Tarea planteada a:
En el texto sobre las comidas en común, ¿a partir de qué siglo y en qué países se empezaron a fabricar a propósito cuchillos de comer romos?

Texto proporcionado:

+===+

COMER
Sobre las comidas en común.
Se solía asustar a los niños anunciándoles que el coco o el ogro
venían a comerles y poniendo los dedos como si fueran dientes que los
masticarían. Es probable que hoy los padres no lo hagan para evitar causarles
traumas y sus correspondientes terrores nocturnos y diurnos. Caperucita Roja se
ha convertido en un cuento inapropiado por demasiado cruento para la
sensibilidad dominante, y no tanto porque el lobo se comiera a la abuela y a la
niña, sino porque para salvarlas el salvaje cazador abre en canal al pobre lobo.
Una dentición pronunciada con grandes colmillos ha sido desde antiguo el atributo de todos los seres comedores de hombres: ogros, dragones, licántropos y los más sutiles pero maléficos vampiros. El miedo natural a morir se torna despavorido ante la idea de perecer devorado. Y algo de ello debe haber en la limitada gestualidad animal porque todos los que pueden atemorizan enseñando sus dientes mientras gruñen.
Nuestros dientes, en cambio, cuando
los enseñamos forman parte de la sonrisa, es decir, de la gesticulación
universal en todas las culturas de una disposición sociable y amistosa.
Mostrarlos es una forma arcana de mostrarse inofensivo pues, como los
anatomistas enseñan, los dientes humanos padecen una severa inespecialización
funcional, es decir, junto con su reducido tamaño apenas guardan su
diversificación funcional, y, más en particular, apenas quedan formas
residuales de los colmillos.
Lo que los demás animales hacen en y
con la boca, los hombres tenemos que hacerlo en y con las manos. De ahí la
preparación del alimento que conocemos como gastronomía y que con frecuencia
constituye la primera fase de la digestión. La falta de colmillos, molares o
piezas carniceras hemos de suplirla con punzones y lanzas para perforar, mazas
para moler y machacar, y filos para cortar. Así que la primera tecnología
humana es protésica en el sentido de que pone en nuestras manos las capacidades
que les faltan a nuestros dientes.
De ahí que entre nosotros lo peor no quepa
esperarlo de lo que se haga con los dientes sino con las manos. Y por eso es
tan significativo que a partir del siglo XV en España e Italia los cuchillos de
comer se hicieran adrede romos, sin punta ni filo. Antes de eso los
instrumentos de comer eran también los de matar y el cuchillo de caza presidía
la mesa. Los cuchillos romos son al respecto de las armas lo que la sonrisa a
la exhibición animal de sus dientes: la expresión de la inofensiva indefensión
de los que comen juntos.
Así se subraya que quienes comen
juntos no compiten por la comida como los animales, y que el orden en el que se
come no es el del más fuerte. Más bien al contrario, en las comidas humanas se
produce una inversión de la jerarquía comensal, por la que enfermos, menores y
ausentes o bien comen primero o bien se les asegura la comida apartándola. Esa
subversión que privilegia a los impedidos y preserva a los ausentes es un
acontecimiento zoológico excepcional.

+===+

Tarea planteada b:
Transcribe sin cambios las líneas del listado, empezando por su primera línea y terminando en la que contiene "chart-title-address: 51, HORWOOD", ambas incluidas.

+===+

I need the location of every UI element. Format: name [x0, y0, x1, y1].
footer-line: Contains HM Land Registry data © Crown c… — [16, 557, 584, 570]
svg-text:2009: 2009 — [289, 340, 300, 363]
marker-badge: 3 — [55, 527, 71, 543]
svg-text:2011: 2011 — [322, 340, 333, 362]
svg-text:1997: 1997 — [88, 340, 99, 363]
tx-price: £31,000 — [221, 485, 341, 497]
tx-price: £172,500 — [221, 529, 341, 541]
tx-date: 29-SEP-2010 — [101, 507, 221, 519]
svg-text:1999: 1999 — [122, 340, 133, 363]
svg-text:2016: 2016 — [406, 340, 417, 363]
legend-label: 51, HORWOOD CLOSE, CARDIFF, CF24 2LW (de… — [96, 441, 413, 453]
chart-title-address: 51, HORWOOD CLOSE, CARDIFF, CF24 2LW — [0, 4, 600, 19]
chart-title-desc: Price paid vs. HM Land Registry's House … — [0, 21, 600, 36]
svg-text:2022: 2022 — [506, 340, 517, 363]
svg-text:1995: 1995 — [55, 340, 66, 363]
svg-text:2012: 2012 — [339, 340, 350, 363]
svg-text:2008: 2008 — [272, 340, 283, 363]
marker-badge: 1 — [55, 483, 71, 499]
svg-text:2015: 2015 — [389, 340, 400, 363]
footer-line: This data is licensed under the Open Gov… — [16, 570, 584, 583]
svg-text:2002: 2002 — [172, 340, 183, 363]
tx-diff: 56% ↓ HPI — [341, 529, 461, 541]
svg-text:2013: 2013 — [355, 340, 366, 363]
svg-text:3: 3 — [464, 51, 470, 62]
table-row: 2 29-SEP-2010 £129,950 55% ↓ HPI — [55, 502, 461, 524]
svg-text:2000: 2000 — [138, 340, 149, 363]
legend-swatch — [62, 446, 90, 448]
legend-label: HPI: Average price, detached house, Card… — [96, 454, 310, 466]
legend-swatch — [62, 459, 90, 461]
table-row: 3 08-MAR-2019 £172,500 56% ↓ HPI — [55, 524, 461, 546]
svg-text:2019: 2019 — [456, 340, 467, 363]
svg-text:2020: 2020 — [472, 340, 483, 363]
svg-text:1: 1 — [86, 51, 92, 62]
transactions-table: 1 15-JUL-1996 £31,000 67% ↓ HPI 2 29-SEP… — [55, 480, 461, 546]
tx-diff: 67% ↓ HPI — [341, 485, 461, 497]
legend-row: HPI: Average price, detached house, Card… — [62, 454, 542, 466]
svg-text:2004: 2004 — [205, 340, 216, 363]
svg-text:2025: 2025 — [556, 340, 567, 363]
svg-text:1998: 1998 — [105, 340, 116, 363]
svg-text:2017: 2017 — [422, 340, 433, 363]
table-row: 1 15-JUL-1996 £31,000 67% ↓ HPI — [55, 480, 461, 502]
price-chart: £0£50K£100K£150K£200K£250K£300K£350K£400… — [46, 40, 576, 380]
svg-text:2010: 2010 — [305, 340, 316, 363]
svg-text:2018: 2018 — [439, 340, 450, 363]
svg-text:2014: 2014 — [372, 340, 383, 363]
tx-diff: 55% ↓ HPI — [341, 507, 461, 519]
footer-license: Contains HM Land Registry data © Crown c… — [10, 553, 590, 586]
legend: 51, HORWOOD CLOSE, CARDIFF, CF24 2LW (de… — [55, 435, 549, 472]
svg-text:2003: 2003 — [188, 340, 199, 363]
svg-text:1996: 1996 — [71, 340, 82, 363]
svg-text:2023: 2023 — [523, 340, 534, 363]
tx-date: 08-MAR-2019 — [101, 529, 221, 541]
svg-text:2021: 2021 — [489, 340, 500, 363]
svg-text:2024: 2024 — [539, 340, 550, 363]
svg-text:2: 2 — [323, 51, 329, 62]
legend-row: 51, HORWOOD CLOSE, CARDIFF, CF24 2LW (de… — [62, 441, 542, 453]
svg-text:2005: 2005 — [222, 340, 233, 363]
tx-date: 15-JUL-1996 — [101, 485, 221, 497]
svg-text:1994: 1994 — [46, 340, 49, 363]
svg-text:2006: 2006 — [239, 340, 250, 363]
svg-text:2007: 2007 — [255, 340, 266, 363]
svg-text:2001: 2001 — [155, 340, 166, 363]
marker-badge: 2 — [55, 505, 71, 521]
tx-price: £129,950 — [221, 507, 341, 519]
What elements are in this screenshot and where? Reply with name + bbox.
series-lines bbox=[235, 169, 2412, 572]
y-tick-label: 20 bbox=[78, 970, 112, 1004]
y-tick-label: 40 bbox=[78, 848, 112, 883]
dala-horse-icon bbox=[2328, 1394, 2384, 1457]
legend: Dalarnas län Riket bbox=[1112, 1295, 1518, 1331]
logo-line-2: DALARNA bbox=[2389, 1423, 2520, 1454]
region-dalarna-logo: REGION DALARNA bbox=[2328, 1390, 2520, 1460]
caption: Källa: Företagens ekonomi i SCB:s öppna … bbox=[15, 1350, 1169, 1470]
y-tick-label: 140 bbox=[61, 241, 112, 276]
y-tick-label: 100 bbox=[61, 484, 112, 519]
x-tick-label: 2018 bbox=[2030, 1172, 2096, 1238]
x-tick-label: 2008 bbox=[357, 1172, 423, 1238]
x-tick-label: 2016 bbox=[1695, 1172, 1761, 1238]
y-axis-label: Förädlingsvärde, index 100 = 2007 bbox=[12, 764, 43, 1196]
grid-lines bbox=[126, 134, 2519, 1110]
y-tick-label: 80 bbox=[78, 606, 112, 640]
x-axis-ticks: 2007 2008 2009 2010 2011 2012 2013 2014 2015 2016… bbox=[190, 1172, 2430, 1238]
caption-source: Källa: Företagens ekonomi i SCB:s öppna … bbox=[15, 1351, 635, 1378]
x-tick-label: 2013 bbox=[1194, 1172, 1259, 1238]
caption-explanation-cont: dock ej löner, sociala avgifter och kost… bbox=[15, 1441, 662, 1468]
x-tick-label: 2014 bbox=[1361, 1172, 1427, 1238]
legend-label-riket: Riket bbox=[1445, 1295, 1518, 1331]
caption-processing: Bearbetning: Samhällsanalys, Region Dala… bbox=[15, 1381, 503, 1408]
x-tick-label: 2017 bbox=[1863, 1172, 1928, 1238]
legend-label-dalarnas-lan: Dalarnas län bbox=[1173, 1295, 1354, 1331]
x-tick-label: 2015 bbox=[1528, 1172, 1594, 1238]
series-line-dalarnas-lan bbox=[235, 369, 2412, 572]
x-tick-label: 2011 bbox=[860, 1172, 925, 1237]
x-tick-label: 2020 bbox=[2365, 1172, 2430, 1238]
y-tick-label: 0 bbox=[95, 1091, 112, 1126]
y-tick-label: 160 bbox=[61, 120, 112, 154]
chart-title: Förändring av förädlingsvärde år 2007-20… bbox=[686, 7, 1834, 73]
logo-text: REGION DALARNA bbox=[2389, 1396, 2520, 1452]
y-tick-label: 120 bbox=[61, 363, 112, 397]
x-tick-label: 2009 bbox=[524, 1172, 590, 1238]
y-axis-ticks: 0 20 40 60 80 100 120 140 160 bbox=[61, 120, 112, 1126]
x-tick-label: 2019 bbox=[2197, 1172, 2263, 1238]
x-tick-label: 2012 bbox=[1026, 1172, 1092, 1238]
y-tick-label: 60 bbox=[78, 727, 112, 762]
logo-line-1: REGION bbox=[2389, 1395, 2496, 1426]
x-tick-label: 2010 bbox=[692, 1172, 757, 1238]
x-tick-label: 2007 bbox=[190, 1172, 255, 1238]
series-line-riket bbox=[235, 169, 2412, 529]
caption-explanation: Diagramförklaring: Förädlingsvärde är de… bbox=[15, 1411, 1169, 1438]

+===+

Solución desarrollada a:
A partir del siglo XV, en España e Italia.

Solución desarrollada b:
I need the location of every UI element. Format: name [x0, y0, x1, y1].
footer-line: Contains HM Land Registry data © Crown c… — [16, 557, 584, 570]
svg-text:2009: 2009 — [289, 340, 300, 363]
marker-badge: 3 — [55, 527, 71, 543]
svg-text:2011: 2011 — [322, 340, 333, 362]
svg-text:1997: 1997 — [88, 340, 99, 363]
tx-price: £31,000 — [221, 485, 341, 497]
tx-price: £172,500 — [221, 529, 341, 541]
tx-date: 29-SEP-2010 — [101, 507, 221, 519]
svg-text:1999: 1999 — [122, 340, 133, 363]
svg-text:2016: 2016 — [406, 340, 417, 363]
legend-label: 51, HORWOOD CLOSE, CARDIFF, CF24 2LW (de… — [96, 441, 413, 453]
chart-title-address: 51, HORWOOD CLOSE, CARDIFF, CF24 2LW — [0, 4, 600, 19]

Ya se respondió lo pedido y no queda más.